» **STATED TASK**
Write each record again exactly as it stands.

━━━━━ INPUT MATERIAL

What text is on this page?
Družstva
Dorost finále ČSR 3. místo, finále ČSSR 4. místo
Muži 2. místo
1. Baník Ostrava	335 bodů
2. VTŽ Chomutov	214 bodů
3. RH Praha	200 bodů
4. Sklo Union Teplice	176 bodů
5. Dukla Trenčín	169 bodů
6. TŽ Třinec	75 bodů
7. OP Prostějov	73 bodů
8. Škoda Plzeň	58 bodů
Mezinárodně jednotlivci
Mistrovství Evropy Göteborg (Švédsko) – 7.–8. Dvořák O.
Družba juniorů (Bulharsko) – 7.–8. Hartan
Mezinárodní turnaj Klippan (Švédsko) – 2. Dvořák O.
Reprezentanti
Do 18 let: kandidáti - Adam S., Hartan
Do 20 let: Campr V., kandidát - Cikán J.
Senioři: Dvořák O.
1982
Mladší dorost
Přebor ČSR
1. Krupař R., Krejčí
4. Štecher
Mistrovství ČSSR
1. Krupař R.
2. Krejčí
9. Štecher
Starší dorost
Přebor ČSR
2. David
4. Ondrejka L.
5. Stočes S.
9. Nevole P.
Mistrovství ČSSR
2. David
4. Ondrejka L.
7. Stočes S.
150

━━━━━━━━━━

» **TASK RESULT**
What text is on this page?
Družstva
Dorost finále ČSR 3. místo, finále ČSSR 4. místo
Muži 2. místo
1. Baník Ostrava	335 bodů
2. VTŽ Chomutov	214 bodů
3. RH Praha	200 bodů
4. Sklo Union Teplice	176 bodů
5. Dukla Trenčín	169 bodů
6. TŽ Třinec	75 bodů
7. OP Prostějov	73 bodů
8. Škoda Plzeň	58 bodů
Mezinárodně jednotlivci
Mistrovství Evropy Göteborg (Švédsko) – 7.–8. Dvořák O.
Družba juniorů (Bulharsko) – 7.–8. Hartan
Mezinárodní turnaj Klippan (Švédsko) – 2. Dvořák O.
Reprezentanti
Do 18 let: kandidáti - Adam S., Hartan
Do 20 let: Campr V., kandidát - Cikán J.
Senioři: Dvořák O.
1982
Mladší dorost
Přebor ČSR
1. Krupař R., Krejčí
4. Štecher
Mistrovství ČSSR
1. Krupař R.
2. Krejčí
9. Štecher
Starší dorost
Přebor ČSR
2. David
4. Ondrejka L.
5. Stočes S.
9. Nevole P.
Mistrovství ČSSR
2. David
4. Ondrejka L.
7. Stočes S.
150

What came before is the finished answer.